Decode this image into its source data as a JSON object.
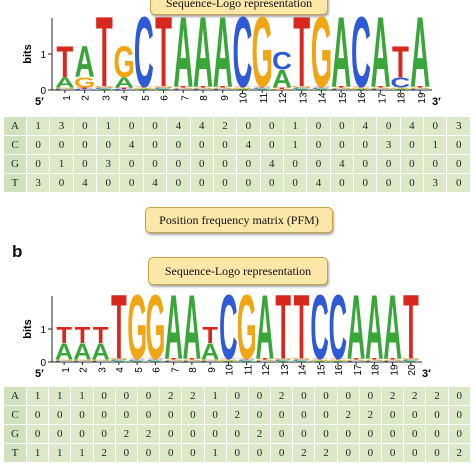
{
  "pfm_banner": "Position frequency matrix (PFM)",
  "colors": {
    "A": "#3aa63a",
    "C": "#2f5ad6",
    "G": "#f0a614",
    "T": "#d8271c"
  },
  "panel_a": {
    "letter": "",
    "banner": "Sequence-Logo representation",
    "ylabel": "bits",
    "yticks": [
      "1",
      "0"
    ],
    "five_prime": "5′",
    "three_prime": "3′",
    "positions": [
      "1",
      "2",
      "3",
      "4",
      "5",
      "6",
      "7",
      "8",
      "9",
      "10",
      "11",
      "12",
      "13",
      "14",
      "15",
      "16",
      "17",
      "18",
      "19"
    ],
    "matrix": [
      {
        "base": "A",
        "values": [
          "1",
          "3",
          "0",
          "1",
          "0",
          "0",
          "4",
          "4",
          "2",
          "0",
          "0",
          "1",
          "0",
          "0",
          "4",
          "0",
          "4",
          "0",
          "3"
        ]
      },
      {
        "base": "C",
        "values": [
          "0",
          "0",
          "0",
          "0",
          "4",
          "0",
          "0",
          "0",
          "0",
          "4",
          "0",
          "1",
          "0",
          "0",
          "0",
          "3",
          "0",
          "1",
          "0"
        ]
      },
      {
        "base": "G",
        "values": [
          "0",
          "1",
          "0",
          "3",
          "0",
          "0",
          "0",
          "0",
          "0",
          "0",
          "4",
          "0",
          "0",
          "4",
          "0",
          "0",
          "0",
          "0",
          "0"
        ]
      },
      {
        "base": "T",
        "values": [
          "3",
          "0",
          "4",
          "0",
          "0",
          "4",
          "0",
          "0",
          "0",
          "0",
          "0",
          "0",
          "4",
          "0",
          "0",
          "0",
          "0",
          "3",
          "0"
        ]
      }
    ]
  },
  "panel_b": {
    "letter": "b",
    "banner": "Sequence-Logo representation",
    "ylabel": "bits",
    "yticks": [
      "1",
      "0"
    ],
    "five_prime": "5′",
    "three_prime": "3′",
    "positions": [
      "1",
      "2",
      "3",
      "4",
      "5",
      "6",
      "7",
      "8",
      "9",
      "10",
      "11",
      "12",
      "13",
      "14",
      "15",
      "16",
      "17",
      "18",
      "19",
      "20"
    ],
    "matrix": [
      {
        "base": "A",
        "values": [
          "1",
          "1",
          "1",
          "0",
          "0",
          "0",
          "2",
          "2",
          "1",
          "0",
          "0",
          "2",
          "0",
          "0",
          "0",
          "0",
          "2",
          "2",
          "2",
          "0"
        ]
      },
      {
        "base": "C",
        "values": [
          "0",
          "0",
          "0",
          "0",
          "0",
          "0",
          "0",
          "0",
          "0",
          "2",
          "0",
          "0",
          "0",
          "0",
          "2",
          "2",
          "0",
          "0",
          "0",
          "0"
        ]
      },
      {
        "base": "G",
        "values": [
          "0",
          "0",
          "0",
          "0",
          "2",
          "2",
          "0",
          "0",
          "0",
          "0",
          "2",
          "0",
          "0",
          "0",
          "0",
          "0",
          "0",
          "0",
          "0",
          "0"
        ]
      },
      {
        "base": "T",
        "values": [
          "1",
          "1",
          "1",
          "2",
          "0",
          "0",
          "0",
          "0",
          "1",
          "0",
          "0",
          "0",
          "2",
          "2",
          "0",
          "0",
          "0",
          "0",
          "0",
          "2"
        ]
      }
    ]
  }
}
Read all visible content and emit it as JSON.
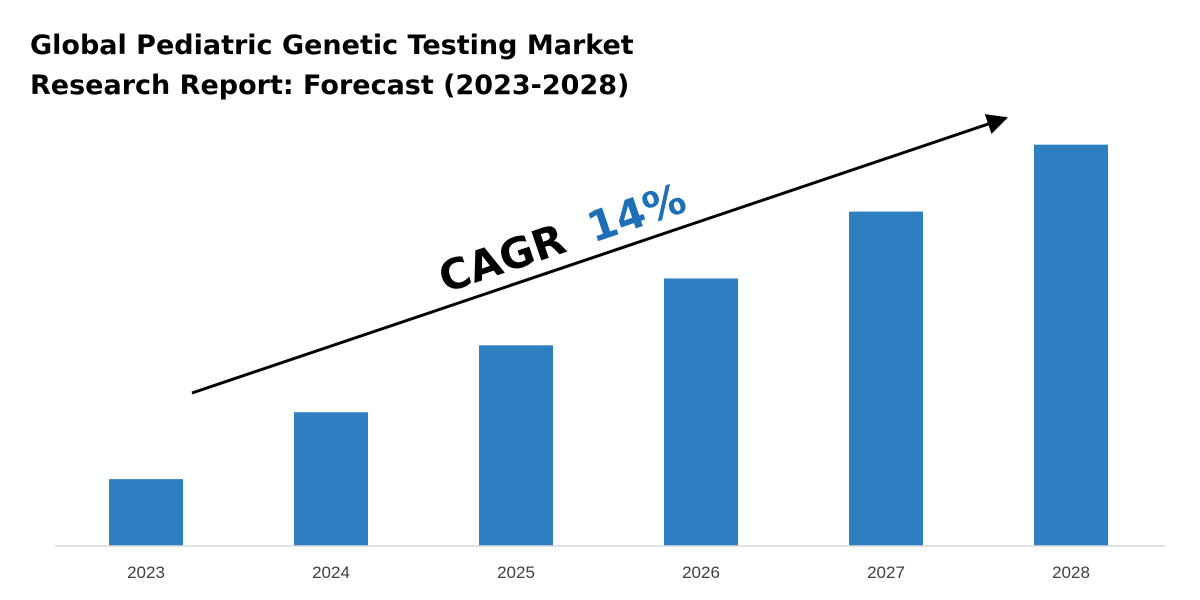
{
  "title_lines": [
    "Global Pediatric Genetic Testing Market",
    "Research Report: Forecast (2023-2028)"
  ],
  "annotation": {
    "label": "CAGR",
    "value": "14%"
  },
  "colors": {
    "bar": "#2e7ec2",
    "accent": "#1f6fb8",
    "axis": "#d9d9d9",
    "arrow": "#000000"
  },
  "chart_data": {
    "type": "bar",
    "categories": [
      "2023",
      "2024",
      "2025",
      "2026",
      "2027",
      "2028"
    ],
    "values": [
      1.0,
      2.0,
      3.0,
      4.0,
      5.0,
      6.0
    ],
    "title": "Global Pediatric Genetic Testing Market Research Report: Forecast (2023-2028)",
    "xlabel": "",
    "ylabel": "",
    "ylim": [
      0,
      6.04
    ],
    "grid": false,
    "legend": "none",
    "annotations": [
      "CAGR 14%"
    ]
  }
}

Problem details: Reproduce all entries exactly. Pictures do not belong in the copy.

Final answer:
Decode this image into its source data as a JSON object.
{
  "pfm_banner": "Position frequency matrix (PFM)",
  "colors": {
    "A": "#3aa63a",
    "C": "#2f5ad6",
    "G": "#f0a614",
    "T": "#d8271c"
  },
  "panel_a": {
    "letter": "",
    "banner": "Sequence-Logo representation",
    "ylabel": "bits",
    "yticks": [
      "1",
      "0"
    ],
    "five_prime": "5′",
    "three_prime": "3′",
    "positions": [
      "1",
      "2",
      "3",
      "4",
      "5",
      "6",
      "7",
      "8",
      "9",
      "10",
      "11",
      "12",
      "13",
      "14",
      "15",
      "16",
      "17",
      "18",
      "19"
    ],
    "matrix": [
      {
        "base": "A",
        "values": [
          "1",
          "3",
          "0",
          "1",
          "0",
          "0",
          "4",
          "4",
          "2",
          "0",
          "0",
          "1",
          "0",
          "0",
          "4",
          "0",
          "4",
          "0",
          "3"
        ]
      },
      {
        "base": "C",
        "values": [
          "0",
          "0",
          "0",
          "0",
          "4",
          "0",
          "0",
          "0",
          "0",
          "4",
          "0",
          "1",
          "0",
          "0",
          "0",
          "3",
          "0",
          "1",
          "0"
        ]
      },
      {
        "base": "G",
        "values": [
          "0",
          "1",
          "0",
          "3",
          "0",
          "0",
          "0",
          "0",
          "0",
          "0",
          "4",
          "0",
          "0",
          "4",
          "0",
          "0",
          "0",
          "0",
          "0"
        ]
      },
      {
        "base": "T",
        "values": [
          "3",
          "0",
          "4",
          "0",
          "0",
          "4",
          "0",
          "0",
          "0",
          "0",
          "0",
          "0",
          "4",
          "0",
          "0",
          "0",
          "0",
          "3",
          "0"
        ]
      }
    ]
  },
  "panel_b": {
    "letter": "b",
    "banner": "Sequence-Logo representation",
    "ylabel": "bits",
    "yticks": [
      "1",
      "0"
    ],
    "five_prime": "5′",
    "three_prime": "3′",
    "positions": [
      "1",
      "2",
      "3",
      "4",
      "5",
      "6",
      "7",
      "8",
      "9",
      "10",
      "11",
      "12",
      "13",
      "14",
      "15",
      "16",
      "17",
      "18",
      "19",
      "20"
    ],
    "matrix": [
      {
        "base": "A",
        "values": [
          "1",
          "1",
          "1",
          "0",
          "0",
          "0",
          "2",
          "2",
          "1",
          "0",
          "0",
          "2",
          "0",
          "0",
          "0",
          "0",
          "2",
          "2",
          "2",
          "0"
        ]
      },
      {
        "base": "C",
        "values": [
          "0",
          "0",
          "0",
          "0",
          "0",
          "0",
          "0",
          "0",
          "0",
          "2",
          "0",
          "0",
          "0",
          "0",
          "2",
          "2",
          "0",
          "0",
          "0",
          "0"
        ]
      },
      {
        "base": "G",
        "values": [
          "0",
          "0",
          "0",
          "0",
          "2",
          "2",
          "0",
          "0",
          "0",
          "0",
          "2",
          "0",
          "0",
          "0",
          "0",
          "0",
          "0",
          "0",
          "0",
          "0"
        ]
      },
      {
        "base": "T",
        "values": [
          "1",
          "1",
          "1",
          "2",
          "0",
          "0",
          "0",
          "0",
          "1",
          "0",
          "0",
          "0",
          "2",
          "2",
          "0",
          "0",
          "0",
          "0",
          "0",
          "2"
        ]
      }
    ]
  }
}
Read all visible content and emit it as JSON.
{
  "title_lines": [
    "Global Pediatric Genetic Testing Market",
    "Research Report: Forecast (2023-2028)"
  ],
  "annotation": {
    "label": "CAGR",
    "value": "14%"
  },
  "colors": {
    "bar": "#2e7ec2",
    "accent": "#1f6fb8",
    "axis": "#d9d9d9",
    "arrow": "#000000"
  },
  "chart_data": {
    "type": "bar",
    "categories": [
      "2023",
      "2024",
      "2025",
      "2026",
      "2027",
      "2028"
    ],
    "values": [
      1.0,
      2.0,
      3.0,
      4.0,
      5.0,
      6.0
    ],
    "title": "Global Pediatric Genetic Testing Market Research Report: Forecast (2023-2028)",
    "xlabel": "",
    "ylabel": "",
    "ylim": [
      0,
      6.04
    ],
    "grid": false,
    "legend": "none",
    "annotations": [
      "CAGR 14%"
    ]
  }
}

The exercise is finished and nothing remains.